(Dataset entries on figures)
┄┄┄┄┄┄┄┄┄┄
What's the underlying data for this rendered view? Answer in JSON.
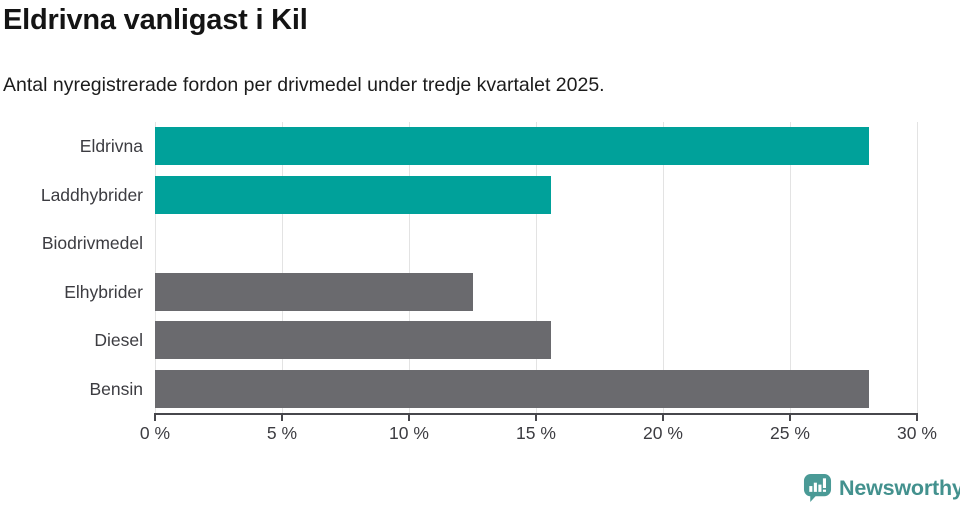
{
  "title": "Eldrivna vanligast i Kil",
  "subtitle": "Antal nyregistrerade fordon per drivmedel under tredje kvartalet 2025.",
  "colors": {
    "accent": "#00a19a",
    "muted": "#6a6a6e",
    "grid": "#e3e3e3",
    "axis": "#47474c",
    "tick_text": "#3c3c41",
    "title_text": "#141414",
    "logo_teal": "#43918e",
    "logo_icon_fill": "#4a9a96"
  },
  "chart_data": {
    "type": "bar",
    "orientation": "horizontal",
    "title": "Eldrivna vanligast i Kil",
    "subtitle": "Antal nyregistrerade fordon per drivmedel under tredje kvartalet 2025.",
    "categories": [
      "Eldrivna",
      "Laddhybrider",
      "Biodrivmedel",
      "Elhybrider",
      "Diesel",
      "Bensin"
    ],
    "values": [
      28.1,
      15.6,
      0,
      12.5,
      15.6,
      28.1
    ],
    "bar_colors": [
      "accent",
      "accent",
      "accent",
      "muted",
      "muted",
      "muted"
    ],
    "xlim": [
      0,
      30
    ],
    "x_ticks": [
      0,
      5,
      10,
      15,
      20,
      25,
      30
    ],
    "x_tick_labels": [
      "0 %",
      "5 %",
      "10 %",
      "15 %",
      "20 %",
      "25 %",
      "30 %"
    ],
    "grid": true,
    "legend": "none",
    "unit": "%"
  },
  "footer": {
    "brand": "Newsworthy"
  }
}
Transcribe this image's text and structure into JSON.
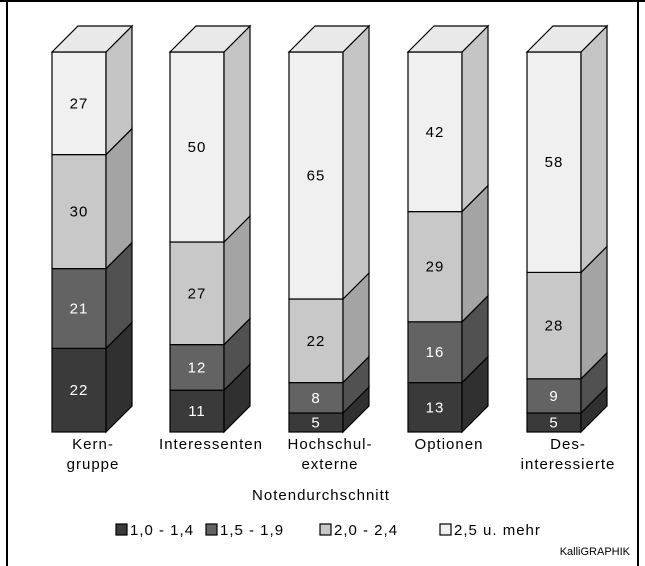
{
  "chart_data": {
    "type": "bar",
    "stacked": true,
    "three_d": true,
    "categories": [
      {
        "lines": [
          "Kern-",
          "gruppe"
        ]
      },
      {
        "lines": [
          "Interessenten"
        ]
      },
      {
        "lines": [
          "Hochschul-",
          "externe"
        ]
      },
      {
        "lines": [
          "Optionen"
        ]
      },
      {
        "lines": [
          "Des-",
          "interessierte"
        ]
      }
    ],
    "series": [
      {
        "name": "1,0 - 1,4",
        "color": "#3a3a3a",
        "values": [
          22,
          11,
          5,
          13,
          5
        ]
      },
      {
        "name": "1,5 - 1,9",
        "color": "#636363",
        "values": [
          21,
          12,
          8,
          16,
          9
        ]
      },
      {
        "name": "2,0 - 2,4",
        "color": "#c8c8c8",
        "values": [
          30,
          27,
          22,
          29,
          28
        ]
      },
      {
        "name": "2,5 u. mehr",
        "color": "#f0f0f0",
        "values": [
          27,
          50,
          65,
          42,
          58
        ]
      }
    ],
    "legend_title": "Notendurchschnitt",
    "legend_position": "bottom"
  },
  "credit": "KalliGRAPHIK"
}
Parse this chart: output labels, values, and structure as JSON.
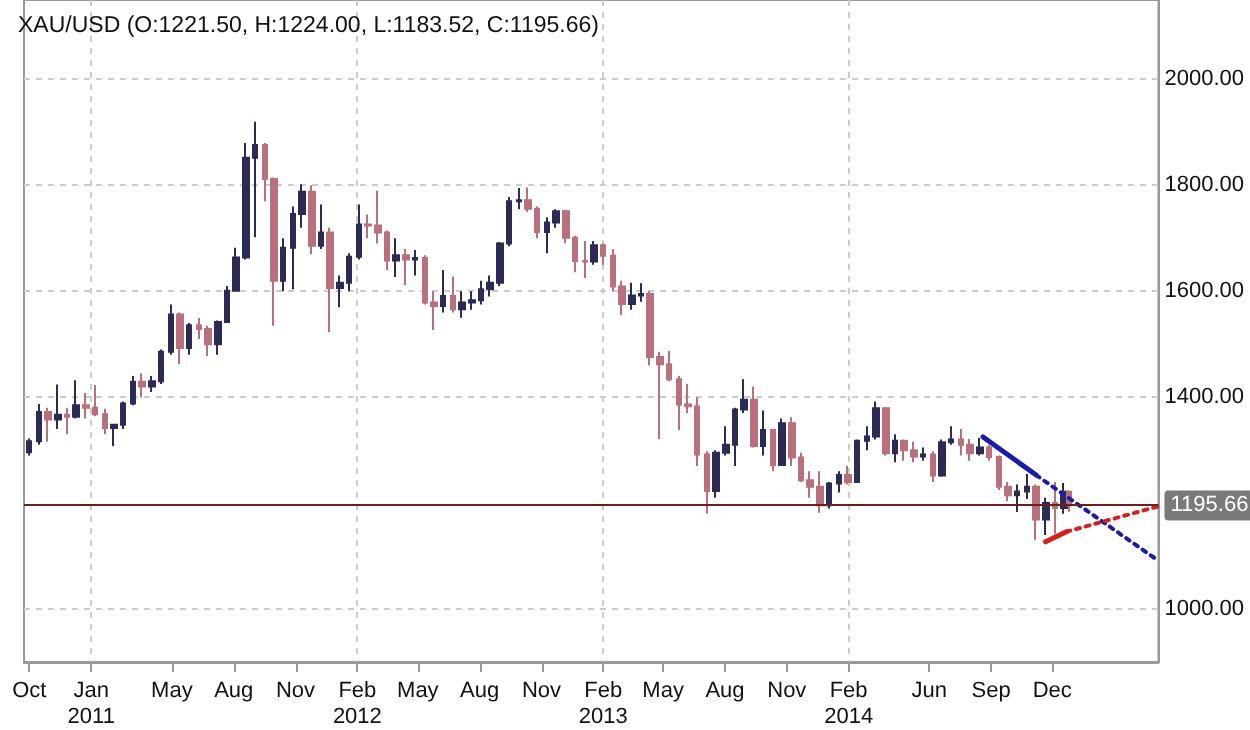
{
  "chart_data": {
    "type": "candlestick",
    "title": "XAU/USD (O:1221.50, H:1224.00, L:1183.52, C:1195.66)",
    "x": [
      "2010-10-01",
      "2010-10-15",
      "2010-10-29",
      "2010-11-12",
      "2010-11-26",
      "2010-12-10",
      "2010-12-24",
      "2011-01-07",
      "2011-01-21",
      "2011-02-04",
      "2011-02-18",
      "2011-03-04",
      "2011-03-18",
      "2011-04-01",
      "2011-04-15",
      "2011-04-29",
      "2011-05-13",
      "2011-05-27",
      "2011-06-10",
      "2011-06-24",
      "2011-07-08",
      "2011-07-22",
      "2011-08-05",
      "2011-08-19",
      "2011-09-02",
      "2011-09-16",
      "2011-09-30",
      "2011-10-14",
      "2011-10-28",
      "2011-11-11",
      "2011-11-25",
      "2011-12-09",
      "2011-12-23",
      "2012-01-06",
      "2012-01-20",
      "2012-02-03",
      "2012-02-17",
      "2012-03-02",
      "2012-03-16",
      "2012-03-30",
      "2012-04-13",
      "2012-04-27",
      "2012-05-11",
      "2012-05-25",
      "2012-06-08",
      "2012-06-22",
      "2012-07-06",
      "2012-07-20",
      "2012-08-03",
      "2012-08-17",
      "2012-08-31",
      "2012-09-14",
      "2012-09-28",
      "2012-10-12",
      "2012-10-26",
      "2012-11-09",
      "2012-11-23",
      "2012-12-07",
      "2012-12-21",
      "2013-01-04",
      "2013-01-18",
      "2013-02-01",
      "2013-02-15",
      "2013-03-01",
      "2013-03-15",
      "2013-03-29",
      "2013-04-12",
      "2013-04-26",
      "2013-05-10",
      "2013-05-24",
      "2013-06-07",
      "2013-06-21",
      "2013-07-05",
      "2013-07-19",
      "2013-08-02",
      "2013-08-16",
      "2013-08-30",
      "2013-09-13",
      "2013-09-27",
      "2013-10-11",
      "2013-10-25",
      "2013-11-08",
      "2013-11-22",
      "2013-12-06",
      "2013-12-20",
      "2014-01-03",
      "2014-01-17",
      "2014-01-31",
      "2014-02-14",
      "2014-02-28",
      "2014-03-14",
      "2014-03-28",
      "2014-04-11",
      "2014-04-25",
      "2014-05-09",
      "2014-05-23",
      "2014-06-06",
      "2014-06-20",
      "2014-07-04",
      "2014-07-18",
      "2014-08-01",
      "2014-08-15",
      "2014-08-29",
      "2014-09-12",
      "2014-09-26",
      "2014-10-10",
      "2014-10-24",
      "2014-11-07",
      "2014-11-21",
      "2014-12-05",
      "2014-12-19",
      "2014-12-26"
    ],
    "ohlc": [
      [
        1296,
        1322,
        1290,
        1317
      ],
      [
        1317,
        1387,
        1310,
        1372
      ],
      [
        1372,
        1380,
        1316,
        1358
      ],
      [
        1358,
        1424,
        1340,
        1367
      ],
      [
        1367,
        1380,
        1330,
        1363
      ],
      [
        1363,
        1432,
        1360,
        1385
      ],
      [
        1385,
        1408,
        1360,
        1380
      ],
      [
        1380,
        1423,
        1364,
        1368
      ],
      [
        1368,
        1378,
        1330,
        1342
      ],
      [
        1342,
        1350,
        1308,
        1348
      ],
      [
        1348,
        1392,
        1340,
        1388
      ],
      [
        1388,
        1440,
        1385,
        1429
      ],
      [
        1429,
        1445,
        1400,
        1420
      ],
      [
        1420,
        1440,
        1410,
        1430
      ],
      [
        1430,
        1490,
        1425,
        1486
      ],
      [
        1486,
        1575,
        1480,
        1556
      ],
      [
        1556,
        1560,
        1462,
        1493
      ],
      [
        1493,
        1540,
        1480,
        1536
      ],
      [
        1536,
        1550,
        1510,
        1529
      ],
      [
        1529,
        1535,
        1478,
        1500
      ],
      [
        1500,
        1545,
        1480,
        1542
      ],
      [
        1542,
        1610,
        1540,
        1601
      ],
      [
        1601,
        1682,
        1600,
        1664
      ],
      [
        1664,
        1880,
        1660,
        1852
      ],
      [
        1852,
        1920,
        1702,
        1876
      ],
      [
        1876,
        1880,
        1770,
        1812
      ],
      [
        1812,
        1815,
        1535,
        1620
      ],
      [
        1620,
        1700,
        1600,
        1682
      ],
      [
        1682,
        1760,
        1604,
        1746
      ],
      [
        1746,
        1802,
        1720,
        1788
      ],
      [
        1788,
        1800,
        1670,
        1686
      ],
      [
        1686,
        1764,
        1680,
        1711
      ],
      [
        1711,
        1720,
        1523,
        1606
      ],
      [
        1606,
        1630,
        1570,
        1616
      ],
      [
        1616,
        1672,
        1600,
        1665
      ],
      [
        1665,
        1764,
        1660,
        1726
      ],
      [
        1726,
        1745,
        1700,
        1724
      ],
      [
        1724,
        1790,
        1690,
        1711
      ],
      [
        1711,
        1715,
        1640,
        1658
      ],
      [
        1658,
        1700,
        1627,
        1668
      ],
      [
        1668,
        1680,
        1612,
        1660
      ],
      [
        1660,
        1678,
        1630,
        1663
      ],
      [
        1663,
        1668,
        1575,
        1579
      ],
      [
        1579,
        1600,
        1527,
        1572
      ],
      [
        1572,
        1640,
        1560,
        1591
      ],
      [
        1591,
        1628,
        1560,
        1566
      ],
      [
        1566,
        1600,
        1550,
        1579
      ],
      [
        1579,
        1600,
        1565,
        1583
      ],
      [
        1583,
        1620,
        1575,
        1604
      ],
      [
        1604,
        1630,
        1590,
        1616
      ],
      [
        1616,
        1693,
        1610,
        1690
      ],
      [
        1690,
        1778,
        1685,
        1770
      ],
      [
        1770,
        1795,
        1755,
        1772
      ],
      [
        1772,
        1796,
        1750,
        1756
      ],
      [
        1756,
        1760,
        1700,
        1712
      ],
      [
        1712,
        1740,
        1672,
        1730
      ],
      [
        1730,
        1755,
        1720,
        1751
      ],
      [
        1751,
        1754,
        1690,
        1701
      ],
      [
        1701,
        1705,
        1636,
        1657
      ],
      [
        1657,
        1695,
        1625,
        1656
      ],
      [
        1656,
        1695,
        1650,
        1687
      ],
      [
        1687,
        1690,
        1650,
        1667
      ],
      [
        1667,
        1680,
        1600,
        1609
      ],
      [
        1609,
        1620,
        1555,
        1576
      ],
      [
        1576,
        1616,
        1565,
        1592
      ],
      [
        1592,
        1615,
        1580,
        1595
      ],
      [
        1595,
        1600,
        1460,
        1476
      ],
      [
        1476,
        1486,
        1321,
        1462
      ],
      [
        1462,
        1487,
        1430,
        1434
      ],
      [
        1434,
        1440,
        1338,
        1386
      ],
      [
        1386,
        1425,
        1370,
        1383
      ],
      [
        1383,
        1400,
        1270,
        1292
      ],
      [
        1292,
        1298,
        1180,
        1223
      ],
      [
        1223,
        1300,
        1210,
        1295
      ],
      [
        1295,
        1345,
        1290,
        1310
      ],
      [
        1310,
        1380,
        1270,
        1377
      ],
      [
        1377,
        1434,
        1370,
        1395
      ],
      [
        1395,
        1420,
        1305,
        1308
      ],
      [
        1308,
        1375,
        1290,
        1338
      ],
      [
        1338,
        1340,
        1260,
        1272
      ],
      [
        1272,
        1360,
        1270,
        1351
      ],
      [
        1351,
        1362,
        1270,
        1286
      ],
      [
        1286,
        1295,
        1240,
        1243
      ],
      [
        1243,
        1260,
        1210,
        1231
      ],
      [
        1231,
        1260,
        1182,
        1196
      ],
      [
        1196,
        1240,
        1190,
        1237
      ],
      [
        1237,
        1260,
        1220,
        1253
      ],
      [
        1253,
        1270,
        1235,
        1240
      ],
      [
        1240,
        1320,
        1238,
        1318
      ],
      [
        1318,
        1345,
        1300,
        1326
      ],
      [
        1326,
        1392,
        1320,
        1379
      ],
      [
        1379,
        1380,
        1290,
        1294
      ],
      [
        1294,
        1330,
        1277,
        1318
      ],
      [
        1318,
        1320,
        1280,
        1300
      ],
      [
        1300,
        1316,
        1277,
        1288
      ],
      [
        1288,
        1305,
        1280,
        1292
      ],
      [
        1292,
        1298,
        1240,
        1252
      ],
      [
        1252,
        1320,
        1250,
        1315
      ],
      [
        1315,
        1345,
        1310,
        1320
      ],
      [
        1320,
        1340,
        1290,
        1310
      ],
      [
        1310,
        1321,
        1280,
        1294
      ],
      [
        1294,
        1323,
        1290,
        1305
      ],
      [
        1305,
        1310,
        1280,
        1287
      ],
      [
        1287,
        1290,
        1225,
        1231
      ],
      [
        1231,
        1240,
        1204,
        1215
      ],
      [
        1215,
        1235,
        1183,
        1222
      ],
      [
        1222,
        1255,
        1208,
        1231
      ],
      [
        1231,
        1235,
        1131,
        1169
      ],
      [
        1169,
        1210,
        1140,
        1200
      ],
      [
        1200,
        1240,
        1142,
        1191
      ],
      [
        1191,
        1238,
        1180,
        1221.5
      ],
      [
        1221.5,
        1224,
        1183.52,
        1195.66
      ]
    ],
    "series": [
      {
        "type": "line",
        "color": "#1c1ca8",
        "line_style": "solid",
        "x": [
          "2014-08-20",
          "2014-11-07"
        ],
        "values": [
          1325,
          1253
        ]
      },
      {
        "type": "line",
        "color": "#1c1ca8",
        "line_style": "dotted",
        "x": [
          "2014-11-07",
          "2015-05-08"
        ],
        "values": [
          1253,
          1091
        ]
      },
      {
        "type": "line",
        "color": "#d42020",
        "line_style": "solid",
        "x": [
          "2014-11-21",
          "2014-12-22"
        ],
        "values": [
          1127,
          1146
        ]
      },
      {
        "type": "line",
        "color": "#d42020",
        "line_style": "dotted",
        "x": [
          "2014-12-22",
          "2015-05-08"
        ],
        "values": [
          1146,
          1194
        ]
      }
    ],
    "xlim": [
      "2010-09-23",
      "2015-05-08"
    ],
    "xticks": [
      {
        "value": "2010-10-01",
        "label": "Oct"
      },
      {
        "value": "2011-01-01",
        "label": "Jan\n2011"
      },
      {
        "value": "2011-05-01",
        "label": "May"
      },
      {
        "value": "2011-08-01",
        "label": "Aug"
      },
      {
        "value": "2011-11-01",
        "label": "Nov"
      },
      {
        "value": "2012-02-01",
        "label": "Feb\n2012"
      },
      {
        "value": "2012-05-01",
        "label": "May"
      },
      {
        "value": "2012-08-01",
        "label": "Aug"
      },
      {
        "value": "2012-11-01",
        "label": "Nov"
      },
      {
        "value": "2013-02-01",
        "label": "Feb\n2013"
      },
      {
        "value": "2013-05-01",
        "label": "May"
      },
      {
        "value": "2013-08-01",
        "label": "Aug"
      },
      {
        "value": "2013-11-01",
        "label": "Nov"
      },
      {
        "value": "2014-02-01",
        "label": "Feb\n2014"
      },
      {
        "value": "2014-06-01",
        "label": "Jun"
      },
      {
        "value": "2014-09-01",
        "label": "Sep"
      },
      {
        "value": "2014-12-01",
        "label": "Dec"
      }
    ],
    "ylim": [
      900,
      2150
    ],
    "yticks": [
      {
        "value": 1000,
        "label": "1000.00"
      },
      {
        "value": 1400,
        "label": "1400.00"
      },
      {
        "value": 1600,
        "label": "1600.00"
      },
      {
        "value": 1800,
        "label": "1800.00"
      },
      {
        "value": 2000,
        "label": "2000.00"
      }
    ],
    "ref_lines": [
      {
        "axis": "y",
        "value": 1195.66,
        "label": "1195.66",
        "color": "#6b1f1f"
      }
    ],
    "grid": true
  }
}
┄┄┄┄┄┄┄┄┄┄
Your objective: Pick out the lines that have the word "true". Copy them all.

Answer to this exercise:
    "grid": true,
    "stacked": true,
    "three_d": true,
    "grid": true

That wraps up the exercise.